◆ **Exercise brief**
Leave out the pictures and transcribe everything else exactly.

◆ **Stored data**
## BEGIN
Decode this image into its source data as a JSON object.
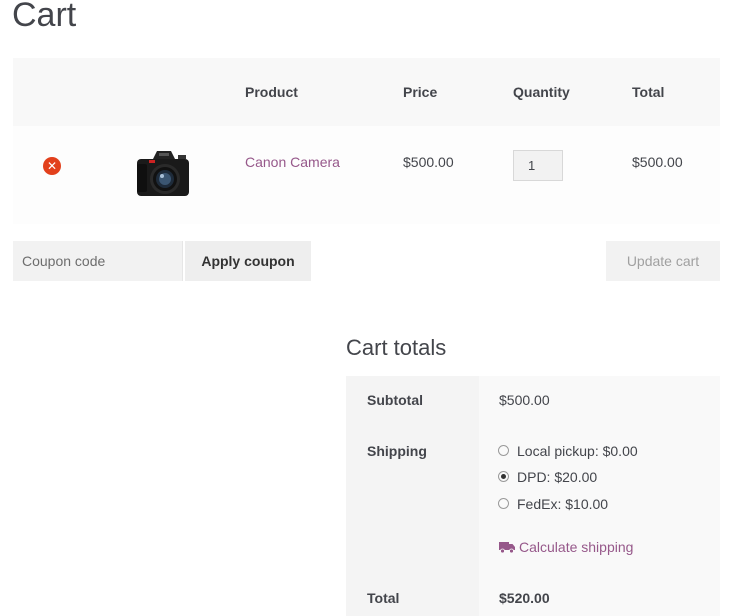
{
  "page": {
    "title": "Cart"
  },
  "cart_table": {
    "headers": {
      "product": "Product",
      "price": "Price",
      "quantity": "Quantity",
      "total": "Total"
    },
    "rows": [
      {
        "remove_icon": "close-circle-icon",
        "image": "canon-camera-thumbnail",
        "product": "Canon Camera",
        "price": "$500.00",
        "quantity": "1",
        "total": "$500.00"
      }
    ]
  },
  "actions": {
    "coupon_placeholder": "Coupon code",
    "apply_coupon_label": "Apply coupon",
    "update_cart_label": "Update cart"
  },
  "cart_totals": {
    "title": "Cart totals",
    "subtotal_label": "Subtotal",
    "subtotal_value": "$500.00",
    "shipping_label": "Shipping",
    "shipping_options": [
      {
        "label": "Local pickup: $0.00",
        "selected": false
      },
      {
        "label": "DPD: $20.00",
        "selected": true
      },
      {
        "label": "FedEx: $10.00",
        "selected": false
      }
    ],
    "calculate_shipping_label": "Calculate shipping",
    "calculate_shipping_icon": "truck-icon",
    "total_label": "Total",
    "total_value": "$520.00"
  },
  "colors": {
    "link": "#96588a",
    "remove": "#e2401c",
    "text": "#43454b"
  }
}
## END
◆ **Output of the exercise**
Decode this image into its source data as a JSON object.
{
  "page": {
    "title": "Cart"
  },
  "cart_table": {
    "headers": {
      "product": "Product",
      "price": "Price",
      "quantity": "Quantity",
      "total": "Total"
    },
    "rows": [
      {
        "remove_icon": "close-circle-icon",
        "image": "canon-camera-thumbnail",
        "product": "Canon Camera",
        "price": "$500.00",
        "quantity": "1",
        "total": "$500.00"
      }
    ]
  },
  "actions": {
    "coupon_placeholder": "Coupon code",
    "apply_coupon_label": "Apply coupon",
    "update_cart_label": "Update cart"
  },
  "cart_totals": {
    "title": "Cart totals",
    "subtotal_label": "Subtotal",
    "subtotal_value": "$500.00",
    "shipping_label": "Shipping",
    "shipping_options": [
      {
        "label": "Local pickup: $0.00",
        "selected": false
      },
      {
        "label": "DPD: $20.00",
        "selected": true
      },
      {
        "label": "FedEx: $10.00",
        "selected": false
      }
    ],
    "calculate_shipping_label": "Calculate shipping",
    "calculate_shipping_icon": "truck-icon",
    "total_label": "Total",
    "total_value": "$520.00"
  },
  "colors": {
    "link": "#96588a",
    "remove": "#e2401c",
    "text": "#43454b"
  }
}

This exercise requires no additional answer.